* _Task details_: Please give the data below again in full, exactly as it stands.

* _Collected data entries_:
.....

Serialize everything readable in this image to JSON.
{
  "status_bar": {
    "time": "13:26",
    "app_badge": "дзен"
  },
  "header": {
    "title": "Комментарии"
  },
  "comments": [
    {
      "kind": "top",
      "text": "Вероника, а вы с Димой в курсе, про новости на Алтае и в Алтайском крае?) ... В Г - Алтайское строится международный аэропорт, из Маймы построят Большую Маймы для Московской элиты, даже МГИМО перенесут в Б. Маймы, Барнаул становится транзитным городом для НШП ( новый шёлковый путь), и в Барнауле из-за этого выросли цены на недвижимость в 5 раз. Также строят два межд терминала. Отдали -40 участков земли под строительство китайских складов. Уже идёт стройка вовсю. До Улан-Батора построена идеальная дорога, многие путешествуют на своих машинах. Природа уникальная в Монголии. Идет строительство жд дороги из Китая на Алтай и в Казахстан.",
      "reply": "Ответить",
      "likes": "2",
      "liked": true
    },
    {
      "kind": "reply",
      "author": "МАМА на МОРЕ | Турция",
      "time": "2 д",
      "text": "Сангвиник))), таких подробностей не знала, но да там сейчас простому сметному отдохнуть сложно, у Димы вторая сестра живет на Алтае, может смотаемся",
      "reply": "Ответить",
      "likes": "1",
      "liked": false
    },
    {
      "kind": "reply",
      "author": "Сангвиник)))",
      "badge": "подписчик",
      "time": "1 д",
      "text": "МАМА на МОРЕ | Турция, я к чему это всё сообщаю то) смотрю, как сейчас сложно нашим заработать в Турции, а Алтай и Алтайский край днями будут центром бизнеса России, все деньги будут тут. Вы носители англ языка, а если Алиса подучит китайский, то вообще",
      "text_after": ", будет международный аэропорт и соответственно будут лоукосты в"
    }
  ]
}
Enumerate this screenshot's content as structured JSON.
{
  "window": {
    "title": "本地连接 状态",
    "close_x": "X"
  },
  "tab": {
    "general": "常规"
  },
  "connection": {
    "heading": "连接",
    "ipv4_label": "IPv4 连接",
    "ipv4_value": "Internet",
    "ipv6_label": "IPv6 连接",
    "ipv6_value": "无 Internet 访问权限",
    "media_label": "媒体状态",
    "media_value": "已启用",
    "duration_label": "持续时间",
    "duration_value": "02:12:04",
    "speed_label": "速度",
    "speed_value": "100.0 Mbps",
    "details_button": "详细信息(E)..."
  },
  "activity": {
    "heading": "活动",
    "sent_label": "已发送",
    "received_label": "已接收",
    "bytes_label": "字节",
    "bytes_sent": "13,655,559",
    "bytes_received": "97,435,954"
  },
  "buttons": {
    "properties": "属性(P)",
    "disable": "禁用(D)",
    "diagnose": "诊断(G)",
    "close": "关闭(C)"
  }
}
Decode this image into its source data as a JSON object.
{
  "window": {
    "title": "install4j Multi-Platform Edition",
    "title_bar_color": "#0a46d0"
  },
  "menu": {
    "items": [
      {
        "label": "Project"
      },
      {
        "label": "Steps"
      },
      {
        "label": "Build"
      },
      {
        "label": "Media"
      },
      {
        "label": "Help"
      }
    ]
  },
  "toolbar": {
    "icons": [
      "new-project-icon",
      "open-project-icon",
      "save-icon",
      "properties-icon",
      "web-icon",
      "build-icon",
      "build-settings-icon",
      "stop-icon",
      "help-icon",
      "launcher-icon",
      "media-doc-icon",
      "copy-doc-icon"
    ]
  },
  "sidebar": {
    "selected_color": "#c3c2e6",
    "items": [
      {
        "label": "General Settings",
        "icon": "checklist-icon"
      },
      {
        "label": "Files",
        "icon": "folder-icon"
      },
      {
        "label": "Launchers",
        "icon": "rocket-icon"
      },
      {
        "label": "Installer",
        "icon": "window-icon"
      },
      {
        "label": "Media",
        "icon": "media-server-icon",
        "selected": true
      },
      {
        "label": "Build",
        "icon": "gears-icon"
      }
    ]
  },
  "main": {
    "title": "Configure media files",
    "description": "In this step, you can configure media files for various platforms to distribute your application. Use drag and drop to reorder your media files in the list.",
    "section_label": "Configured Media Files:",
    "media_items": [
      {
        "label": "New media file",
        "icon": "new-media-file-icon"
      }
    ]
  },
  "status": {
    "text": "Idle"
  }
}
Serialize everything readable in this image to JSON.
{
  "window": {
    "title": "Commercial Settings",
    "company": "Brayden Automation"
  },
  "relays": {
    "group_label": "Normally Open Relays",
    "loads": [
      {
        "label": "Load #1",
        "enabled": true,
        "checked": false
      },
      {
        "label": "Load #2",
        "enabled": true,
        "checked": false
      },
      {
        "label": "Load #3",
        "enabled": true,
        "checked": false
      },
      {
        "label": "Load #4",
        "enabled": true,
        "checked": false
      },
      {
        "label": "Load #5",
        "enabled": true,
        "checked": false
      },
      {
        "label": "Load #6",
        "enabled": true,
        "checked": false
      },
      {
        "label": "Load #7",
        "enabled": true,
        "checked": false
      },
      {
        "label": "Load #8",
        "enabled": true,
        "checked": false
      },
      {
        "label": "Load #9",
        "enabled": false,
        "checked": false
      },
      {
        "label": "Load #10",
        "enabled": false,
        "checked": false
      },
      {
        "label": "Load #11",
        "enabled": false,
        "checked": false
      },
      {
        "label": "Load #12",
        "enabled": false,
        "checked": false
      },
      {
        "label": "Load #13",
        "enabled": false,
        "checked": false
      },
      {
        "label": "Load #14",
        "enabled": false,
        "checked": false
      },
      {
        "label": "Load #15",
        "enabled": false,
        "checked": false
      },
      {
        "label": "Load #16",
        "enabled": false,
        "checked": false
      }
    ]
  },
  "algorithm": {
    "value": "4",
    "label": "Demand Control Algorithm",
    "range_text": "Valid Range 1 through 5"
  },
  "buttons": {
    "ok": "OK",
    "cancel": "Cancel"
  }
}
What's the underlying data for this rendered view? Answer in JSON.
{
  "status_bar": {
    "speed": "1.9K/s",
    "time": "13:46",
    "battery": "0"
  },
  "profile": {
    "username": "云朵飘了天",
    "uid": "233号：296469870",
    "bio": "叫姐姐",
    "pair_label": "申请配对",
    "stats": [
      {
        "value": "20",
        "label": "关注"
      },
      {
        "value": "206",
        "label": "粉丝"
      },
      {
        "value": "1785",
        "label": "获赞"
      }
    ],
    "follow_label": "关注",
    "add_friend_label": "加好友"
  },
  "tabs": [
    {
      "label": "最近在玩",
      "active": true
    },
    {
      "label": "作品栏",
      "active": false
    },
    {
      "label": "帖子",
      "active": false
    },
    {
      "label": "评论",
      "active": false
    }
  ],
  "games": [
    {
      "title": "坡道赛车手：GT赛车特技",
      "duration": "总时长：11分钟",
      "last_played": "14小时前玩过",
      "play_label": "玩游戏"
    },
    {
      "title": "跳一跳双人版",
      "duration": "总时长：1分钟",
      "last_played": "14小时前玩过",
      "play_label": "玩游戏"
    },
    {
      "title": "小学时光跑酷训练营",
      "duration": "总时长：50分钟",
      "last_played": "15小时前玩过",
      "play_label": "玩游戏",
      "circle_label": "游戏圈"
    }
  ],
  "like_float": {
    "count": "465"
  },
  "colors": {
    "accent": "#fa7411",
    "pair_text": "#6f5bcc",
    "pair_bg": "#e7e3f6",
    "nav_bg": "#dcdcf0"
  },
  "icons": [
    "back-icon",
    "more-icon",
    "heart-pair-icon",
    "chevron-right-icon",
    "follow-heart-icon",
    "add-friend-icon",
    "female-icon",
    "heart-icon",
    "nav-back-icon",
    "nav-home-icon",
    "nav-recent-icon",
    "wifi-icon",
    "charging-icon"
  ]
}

.....

* _Answer to the task_:
Serialize everything readable in this image to JSON.
{
  "status_bar": {
    "time": "13:26",
    "app_badge": "дзен"
  },
  "header": {
    "title": "Комментарии"
  },
  "comments": [
    {
      "kind": "top",
      "text": "Вероника, а вы с Димой в курсе, про новости на Алтае и в Алтайском крае?) ... В Г - Алтайское строится международный аэропорт, из Маймы построят Большую Маймы для Московской элиты, даже МГИМО перенесут в Б. Маймы, Барнаул становится транзитным городом для НШП ( новый шёлковый путь), и в Барнауле из-за этого выросли цены на недвижимость в 5 раз. Также строят два межд терминала. Отдали -40 участков земли под строительство китайских складов. Уже идёт стройка вовсю. До Улан-Батора построена идеальная дорога, многие путешествуют на своих машинах. Природа уникальная в Монголии. Идет строительство жд дороги из Китая на Алтай и в Казахстан.",
      "reply": "Ответить",
      "likes": "2",
      "liked": true
    },
    {
      "kind": "reply",
      "author": "МАМА на МОРЕ | Турция",
      "time": "2 д",
      "text": "Сангвиник))), таких подробностей не знала, но да там сейчас простому сметному отдохнуть сложно, у Димы вторая сестра живет на Алтае, может смотаемся",
      "reply": "Ответить",
      "likes": "1",
      "liked": false
    },
    {
      "kind": "reply",
      "author": "Сангвиник)))",
      "badge": "подписчик",
      "time": "1 д",
      "text": "МАМА на МОРЕ | Турция, я к чему это всё сообщаю то) смотрю, как сейчас сложно нашим заработать в Турции, а Алтай и Алтайский край днями будут центром бизнеса России, все деньги будут тут. Вы носители англ языка, а если Алиса подучит китайский, то вообще",
      "text_after": ", будет международный аэропорт и соответственно будут лоукосты в"
    }
  ]
}
Enumerate this screenshot's content as structured JSON.
{
  "window": {
    "title": "本地连接 状态",
    "close_x": "X"
  },
  "tab": {
    "general": "常规"
  },
  "connection": {
    "heading": "连接",
    "ipv4_label": "IPv4 连接",
    "ipv4_value": "Internet",
    "ipv6_label": "IPv6 连接",
    "ipv6_value": "无 Internet 访问权限",
    "media_label": "媒体状态",
    "media_value": "已启用",
    "duration_label": "持续时间",
    "duration_value": "02:12:04",
    "speed_label": "速度",
    "speed_value": "100.0 Mbps",
    "details_button": "详细信息(E)..."
  },
  "activity": {
    "heading": "活动",
    "sent_label": "已发送",
    "received_label": "已接收",
    "bytes_label": "字节",
    "bytes_sent": "13,655,559",
    "bytes_received": "97,435,954"
  },
  "buttons": {
    "properties": "属性(P)",
    "disable": "禁用(D)",
    "diagnose": "诊断(G)",
    "close": "关闭(C)"
  }
}
Decode this image into its source data as a JSON object.
{
  "window": {
    "title": "install4j Multi-Platform Edition",
    "title_bar_color": "#0a46d0"
  },
  "menu": {
    "items": [
      {
        "label": "Project"
      },
      {
        "label": "Steps"
      },
      {
        "label": "Build"
      },
      {
        "label": "Media"
      },
      {
        "label": "Help"
      }
    ]
  },
  "toolbar": {
    "icons": [
      "new-project-icon",
      "open-project-icon",
      "save-icon",
      "properties-icon",
      "web-icon",
      "build-icon",
      "build-settings-icon",
      "stop-icon",
      "help-icon",
      "launcher-icon",
      "media-doc-icon",
      "copy-doc-icon"
    ]
  },
  "sidebar": {
    "selected_color": "#c3c2e6",
    "items": [
      {
        "label": "General Settings",
        "icon": "checklist-icon"
      },
      {
        "label": "Files",
        "icon": "folder-icon"
      },
      {
        "label": "Launchers",
        "icon": "rocket-icon"
      },
      {
        "label": "Installer",
        "icon": "window-icon"
      },
      {
        "label": "Media",
        "icon": "media-server-icon",
        "selected": true
      },
      {
        "label": "Build",
        "icon": "gears-icon"
      }
    ]
  },
  "main": {
    "title": "Configure media files",
    "description": "In this step, you can configure media files for various platforms to distribute your application. Use drag and drop to reorder your media files in the list.",
    "section_label": "Configured Media Files:",
    "media_items": [
      {
        "label": "New media file",
        "icon": "new-media-file-icon"
      }
    ]
  },
  "status": {
    "text": "Idle"
  }
}
Serialize everything readable in this image to JSON.
{
  "window": {
    "title": "Commercial Settings",
    "company": "Brayden Automation"
  },
  "relays": {
    "group_label": "Normally Open Relays",
    "loads": [
      {
        "label": "Load #1",
        "enabled": true,
        "checked": false
      },
      {
        "label": "Load #2",
        "enabled": true,
        "checked": false
      },
      {
        "label": "Load #3",
        "enabled": true,
        "checked": false
      },
      {
        "label": "Load #4",
        "enabled": true,
        "checked": false
      },
      {
        "label": "Load #5",
        "enabled": true,
        "checked": false
      },
      {
        "label": "Load #6",
        "enabled": true,
        "checked": false
      },
      {
        "label": "Load #7",
        "enabled": true,
        "checked": false
      },
      {
        "label": "Load #8",
        "enabled": true,
        "checked": false
      },
      {
        "label": "Load #9",
        "enabled": false,
        "checked": false
      },
      {
        "label": "Load #10",
        "enabled": false,
        "checked": false
      },
      {
        "label": "Load #11",
        "enabled": false,
        "checked": false
      },
      {
        "label": "Load #12",
        "enabled": false,
        "checked": false
      },
      {
        "label": "Load #13",
        "enabled": false,
        "checked": false
      },
      {
        "label": "Load #14",
        "enabled": false,
        "checked": false
      },
      {
        "label": "Load #15",
        "enabled": false,
        "checked": false
      },
      {
        "label": "Load #16",
        "enabled": false,
        "checked": false
      }
    ]
  },
  "algorithm": {
    "value": "4",
    "label": "Demand Control Algorithm",
    "range_text": "Valid Range 1 through 5"
  },
  "buttons": {
    "ok": "OK",
    "cancel": "Cancel"
  }
}
What's the underlying data for this rendered view? Answer in JSON.
{
  "status_bar": {
    "speed": "1.9K/s",
    "time": "13:46",
    "battery": "0"
  },
  "profile": {
    "username": "云朵飘了天",
    "uid": "233号：296469870",
    "bio": "叫姐姐",
    "pair_label": "申请配对",
    "stats": [
      {
        "value": "20",
        "label": "关注"
      },
      {
        "value": "206",
        "label": "粉丝"
      },
      {
        "value": "1785",
        "label": "获赞"
      }
    ],
    "follow_label": "关注",
    "add_friend_label": "加好友"
  },
  "tabs": [
    {
      "label": "最近在玩",
      "active": true
    },
    {
      "label": "作品栏",
      "active": false
    },
    {
      "label": "帖子",
      "active": false
    },
    {
      "label": "评论",
      "active": false
    }
  ],
  "games": [
    {
      "title": "坡道赛车手：GT赛车特技",
      "duration": "总时长：11分钟",
      "last_played": "14小时前玩过",
      "play_label": "玩游戏"
    },
    {
      "title": "跳一跳双人版",
      "duration": "总时长：1分钟",
      "last_played": "14小时前玩过",
      "play_label": "玩游戏"
    },
    {
      "title": "小学时光跑酷训练营",
      "duration": "总时长：50分钟",
      "last_played": "15小时前玩过",
      "play_label": "玩游戏",
      "circle_label": "游戏圈"
    }
  ],
  "like_float": {
    "count": "465"
  },
  "colors": {
    "accent": "#fa7411",
    "pair_text": "#6f5bcc",
    "pair_bg": "#e7e3f6",
    "nav_bg": "#dcdcf0"
  },
  "icons": [
    "back-icon",
    "more-icon",
    "heart-pair-icon",
    "chevron-right-icon",
    "follow-heart-icon",
    "add-friend-icon",
    "female-icon",
    "heart-icon",
    "nav-back-icon",
    "nav-home-icon",
    "nav-recent-icon",
    "wifi-icon",
    "charging-icon"
  ]
}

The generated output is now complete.